GIVEN PASSAGE:
↓↓↓
Font Size: a A A

Imagining Auschwitz: Postmodern representations of the Holocaust (Poland)

Posted on:2003-09-24Degree:Ph.DType:Dissertation
University:Tulane UniversityCandidate:Busse, Kristina DorotheaFull Text:PDF
GTID:1465390011980850Subject:Literature
Abstract/Summary:
This dissertation explores the Holocaust's relationship to modernity and postmodernity and the historic event's effects on a post-Holocaust world, culturally, socially as well as artistically. Showing the Holocaust's widespread influence on our postmodern unconscious, this study examines a variety of literary texts that demonstrate the haunting effects of the Holocaust on the present.; After a brief reading of Bernhard Schlink's The Reader that situates the concerns and parameters of this study, Chapter One looks at the theoretical relationship between the Holocaust and postmodernity. For the most part mutually exclusive, cautiously ignoring or, at best, dismissing one another, these fields ought not to be seen as antagonistic but can, instead, greatly contribute to our engagement with the past. Postmodern theory with its denial of universalism, its celebration of the imagination, and its emphasis on representation and representability is highly dangerous to Holocaust Studies. Likewise, postmodernism often shies away from addressing the Holocaust since the historic event comprises possibly its most serious challenge as this historic event questions the easy dismissal of absolute truths and values as well as the ludic treatment of history itself. Nevertheless, the two fields are intricately entwined and a postmodern approach to the Holocaust reveals new insight into both postmodernism and our study of the Holocaust.; Accordingly, Chapters Two through Four look at the cultural, linguistic, and psychological effects of the Holocaust on post-War life in close readings of E. L. Doctorow's and Walter Abish's postmodern historical novels, Raymond Federman's highly experimental texts and his readings of Samuel Beckett's work, and D. M. Thomas's controversial fictions. While these authors by no means present a comprehensive account of Holocaust literature, they offer a wide variety of reactions to the Holocaust, not only showing its exemplary role for postmodernism but also exhibiting a variety of ways in which postmodernism can offer new insights into our understanding of the Holocaust and its role in contemporary life. The dissertation concludes with an examination of identity politics within Holocaust, exemplified by the case of Binjamin Wilkomirski's Fragments and the scandal surrounding its reception.
↑↑↑
GIVEN ENTRIES:
↓↓↓
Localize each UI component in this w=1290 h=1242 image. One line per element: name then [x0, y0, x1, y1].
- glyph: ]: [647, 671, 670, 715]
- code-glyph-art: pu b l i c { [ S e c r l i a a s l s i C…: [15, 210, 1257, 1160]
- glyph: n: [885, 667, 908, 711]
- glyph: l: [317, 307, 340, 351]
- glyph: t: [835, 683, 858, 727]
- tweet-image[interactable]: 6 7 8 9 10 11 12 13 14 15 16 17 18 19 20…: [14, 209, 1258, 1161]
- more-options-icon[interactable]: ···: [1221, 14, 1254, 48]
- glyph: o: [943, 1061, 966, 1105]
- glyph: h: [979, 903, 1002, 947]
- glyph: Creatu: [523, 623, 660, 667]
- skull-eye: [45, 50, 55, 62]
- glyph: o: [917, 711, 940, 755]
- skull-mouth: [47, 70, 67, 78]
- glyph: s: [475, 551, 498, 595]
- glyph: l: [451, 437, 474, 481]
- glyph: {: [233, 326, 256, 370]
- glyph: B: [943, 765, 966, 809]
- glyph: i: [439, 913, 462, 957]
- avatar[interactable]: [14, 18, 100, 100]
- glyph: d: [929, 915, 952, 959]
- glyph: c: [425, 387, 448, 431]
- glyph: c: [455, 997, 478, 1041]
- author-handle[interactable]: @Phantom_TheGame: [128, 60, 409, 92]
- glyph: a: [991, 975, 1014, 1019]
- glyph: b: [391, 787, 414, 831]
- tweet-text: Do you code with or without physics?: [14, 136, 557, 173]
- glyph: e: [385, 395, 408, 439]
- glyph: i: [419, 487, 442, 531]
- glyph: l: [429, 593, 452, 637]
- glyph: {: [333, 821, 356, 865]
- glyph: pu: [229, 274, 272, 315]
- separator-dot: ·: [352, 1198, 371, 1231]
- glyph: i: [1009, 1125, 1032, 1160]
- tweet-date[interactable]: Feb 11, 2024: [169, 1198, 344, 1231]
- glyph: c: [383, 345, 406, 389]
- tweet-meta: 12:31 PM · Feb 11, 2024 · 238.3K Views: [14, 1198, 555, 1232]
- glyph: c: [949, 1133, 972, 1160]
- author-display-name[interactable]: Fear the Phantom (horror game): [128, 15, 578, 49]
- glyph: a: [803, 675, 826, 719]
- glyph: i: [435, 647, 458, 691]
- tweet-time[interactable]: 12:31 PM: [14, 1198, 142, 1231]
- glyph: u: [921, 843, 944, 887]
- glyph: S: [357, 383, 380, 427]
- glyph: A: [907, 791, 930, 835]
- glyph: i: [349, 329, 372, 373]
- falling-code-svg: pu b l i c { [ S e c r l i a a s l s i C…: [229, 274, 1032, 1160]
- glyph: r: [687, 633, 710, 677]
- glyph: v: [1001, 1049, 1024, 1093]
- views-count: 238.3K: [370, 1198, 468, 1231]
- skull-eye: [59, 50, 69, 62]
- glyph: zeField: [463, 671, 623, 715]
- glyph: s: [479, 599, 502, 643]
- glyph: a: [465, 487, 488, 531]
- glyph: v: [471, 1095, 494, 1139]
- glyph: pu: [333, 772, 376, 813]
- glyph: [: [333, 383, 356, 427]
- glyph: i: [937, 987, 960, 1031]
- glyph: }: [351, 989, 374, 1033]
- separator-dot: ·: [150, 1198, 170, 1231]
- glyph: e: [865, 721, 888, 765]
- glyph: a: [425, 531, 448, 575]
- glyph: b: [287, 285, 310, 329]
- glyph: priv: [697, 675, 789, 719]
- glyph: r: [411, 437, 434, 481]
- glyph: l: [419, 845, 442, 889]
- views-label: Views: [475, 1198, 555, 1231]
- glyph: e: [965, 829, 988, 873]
↑↑↑
WHAT IS REQUIRED: Reproduce the entire dissertation page on postmodern representations of the Holocaust above, word for word.

SOLUTION TO THE EXERCISE:
Font Size: a A A

Imagining Auschwitz: Postmodern representations of the Holocaust (Poland)

Posted on:2003-09-24Degree:Ph.DType:Dissertation
University:Tulane UniversityCandidate:Busse, Kristina DorotheaFull Text:PDF
GTID:1465390011980850Subject:Literature
Abstract/Summary:
This dissertation explores the Holocaust's relationship to modernity and postmodernity and the historic event's effects on a post-Holocaust world, culturally, socially as well as artistically. Showing the Holocaust's widespread influence on our postmodern unconscious, this study examines a variety of literary texts that demonstrate the haunting effects of the Holocaust on the present.; After a brief reading of Bernhard Schlink's The Reader that situates the concerns and parameters of this study, Chapter One looks at the theoretical relationship between the Holocaust and postmodernity. For the most part mutually exclusive, cautiously ignoring or, at best, dismissing one another, these fields ought not to be seen as antagonistic but can, instead, greatly contribute to our engagement with the past. Postmodern theory with its denial of universalism, its celebration of the imagination, and its emphasis on representation and representability is highly dangerous to Holocaust Studies. Likewise, postmodernism often shies away from addressing the Holocaust since the historic event comprises possibly its most serious challenge as this historic event questions the easy dismissal of absolute truths and values as well as the ludic treatment of history itself. Nevertheless, the two fields are intricately entwined and a postmodern approach to the Holocaust reveals new insight into both postmodernism and our study of the Holocaust.; Accordingly, Chapters Two through Four look at the cultural, linguistic, and psychological effects of the Holocaust on post-War life in close readings of E. L. Doctorow's and Walter Abish's postmodern historical novels, Raymond Federman's highly experimental texts and his readings of Samuel Beckett's work, and D. M. Thomas's controversial fictions. While these authors by no means present a comprehensive account of Holocaust literature, they offer a wide variety of reactions to the Holocaust, not only showing its exemplary role for postmodernism but also exhibiting a variety of ways in which postmodernism can offer new insights into our understanding of the Holocaust and its role in contemporary life. The dissertation concludes with an examination of identity politics within Holocaust, exemplified by the case of Binjamin Wilkomirski's Fragments and the scandal surrounding its reception.